▶ [WORK TO DO]:
Copy out all lines with the word "highlight" in them.
___
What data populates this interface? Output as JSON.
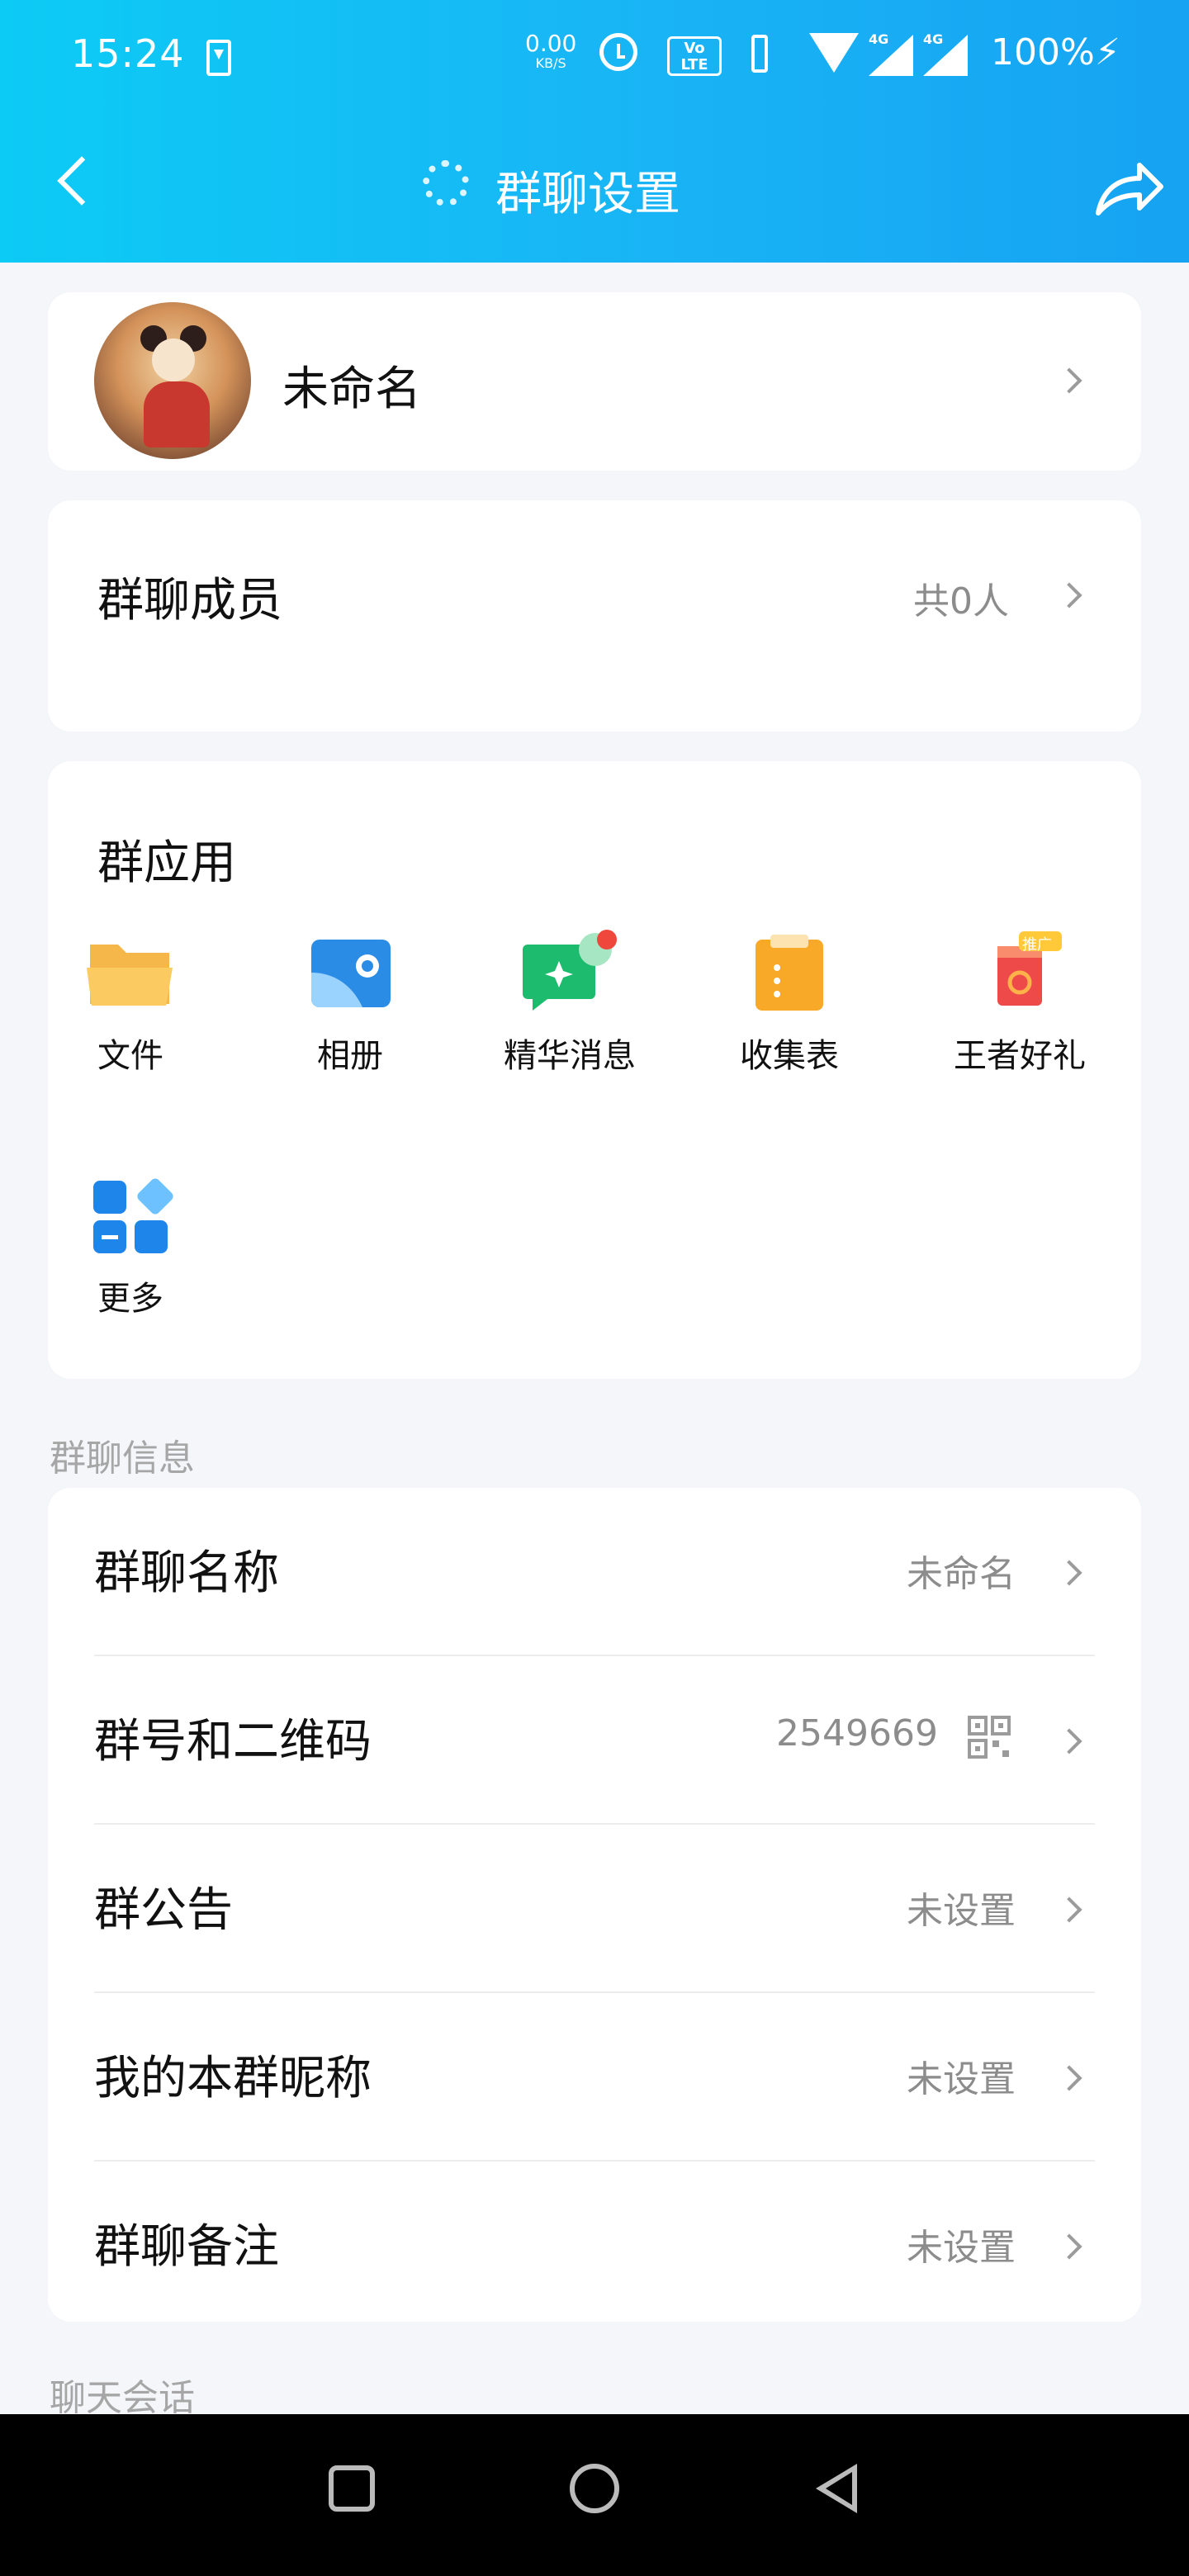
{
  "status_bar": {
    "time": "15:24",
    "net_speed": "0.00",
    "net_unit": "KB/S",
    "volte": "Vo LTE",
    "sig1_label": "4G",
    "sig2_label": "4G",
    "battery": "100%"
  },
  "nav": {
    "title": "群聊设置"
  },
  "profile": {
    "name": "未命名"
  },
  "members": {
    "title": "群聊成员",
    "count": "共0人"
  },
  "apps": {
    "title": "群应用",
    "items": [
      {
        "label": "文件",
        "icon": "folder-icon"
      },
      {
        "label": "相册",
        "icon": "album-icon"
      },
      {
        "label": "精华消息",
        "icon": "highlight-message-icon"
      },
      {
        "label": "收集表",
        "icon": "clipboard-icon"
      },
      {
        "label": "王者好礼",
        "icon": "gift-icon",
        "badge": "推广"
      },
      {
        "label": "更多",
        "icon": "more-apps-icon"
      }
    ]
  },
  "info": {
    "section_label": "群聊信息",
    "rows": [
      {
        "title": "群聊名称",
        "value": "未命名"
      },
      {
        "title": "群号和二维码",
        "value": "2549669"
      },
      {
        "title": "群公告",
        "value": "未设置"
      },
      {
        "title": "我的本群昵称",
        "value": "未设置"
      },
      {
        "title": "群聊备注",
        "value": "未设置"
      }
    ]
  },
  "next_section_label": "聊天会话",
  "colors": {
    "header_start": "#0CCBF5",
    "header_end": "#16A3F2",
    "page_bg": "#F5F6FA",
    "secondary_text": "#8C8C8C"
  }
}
___
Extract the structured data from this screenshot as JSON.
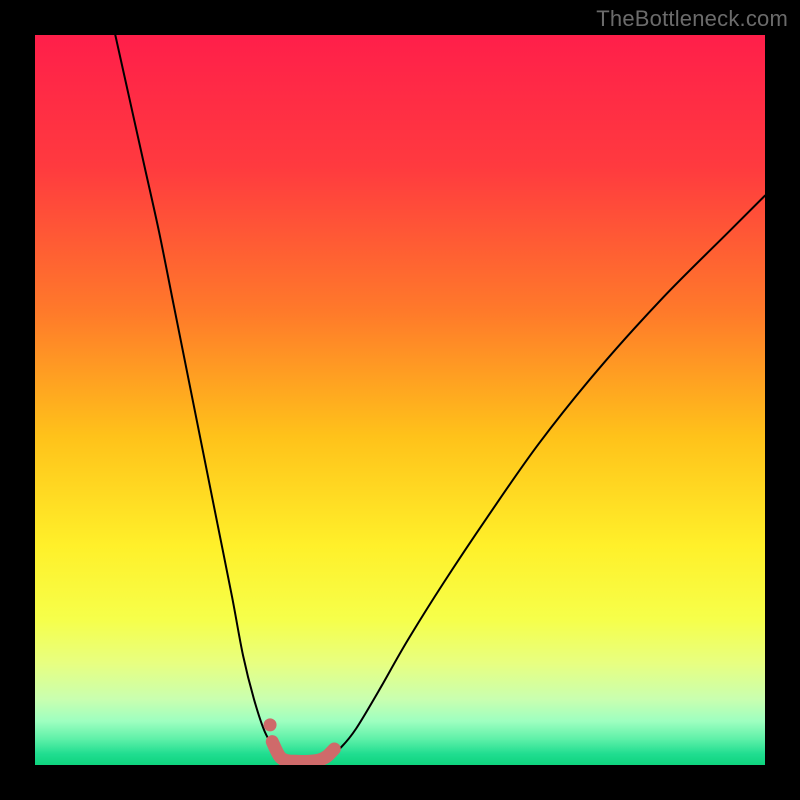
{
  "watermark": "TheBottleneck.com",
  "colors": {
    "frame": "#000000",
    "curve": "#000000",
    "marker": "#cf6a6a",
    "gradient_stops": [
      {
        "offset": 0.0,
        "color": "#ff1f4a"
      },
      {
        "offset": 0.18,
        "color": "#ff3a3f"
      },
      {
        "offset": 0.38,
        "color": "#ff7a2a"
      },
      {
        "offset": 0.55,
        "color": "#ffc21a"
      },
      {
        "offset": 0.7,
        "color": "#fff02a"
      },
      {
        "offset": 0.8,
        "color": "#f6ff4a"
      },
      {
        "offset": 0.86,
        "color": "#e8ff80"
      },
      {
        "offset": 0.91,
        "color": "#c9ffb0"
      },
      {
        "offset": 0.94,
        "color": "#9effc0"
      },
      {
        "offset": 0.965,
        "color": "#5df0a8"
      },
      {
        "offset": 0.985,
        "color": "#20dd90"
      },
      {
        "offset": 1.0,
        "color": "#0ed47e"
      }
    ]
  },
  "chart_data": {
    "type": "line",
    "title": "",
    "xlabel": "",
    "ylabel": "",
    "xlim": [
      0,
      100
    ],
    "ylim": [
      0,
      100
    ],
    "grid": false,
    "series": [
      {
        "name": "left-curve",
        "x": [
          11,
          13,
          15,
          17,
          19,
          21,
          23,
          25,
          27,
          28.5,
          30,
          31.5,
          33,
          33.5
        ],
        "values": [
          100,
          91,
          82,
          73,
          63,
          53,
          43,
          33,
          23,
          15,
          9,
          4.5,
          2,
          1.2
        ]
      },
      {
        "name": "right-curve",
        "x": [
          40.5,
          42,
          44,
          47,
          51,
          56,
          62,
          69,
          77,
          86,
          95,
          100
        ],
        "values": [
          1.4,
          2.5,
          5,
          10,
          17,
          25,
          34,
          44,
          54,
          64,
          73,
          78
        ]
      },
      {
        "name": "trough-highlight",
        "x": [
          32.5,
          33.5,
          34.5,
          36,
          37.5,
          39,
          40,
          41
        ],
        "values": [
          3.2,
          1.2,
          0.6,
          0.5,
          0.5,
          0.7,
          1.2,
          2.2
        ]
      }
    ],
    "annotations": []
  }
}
___
▶ [EXPECTED ANSWER]:
        "icon": "highlight-message-icon"
        "name": "trough-highlight",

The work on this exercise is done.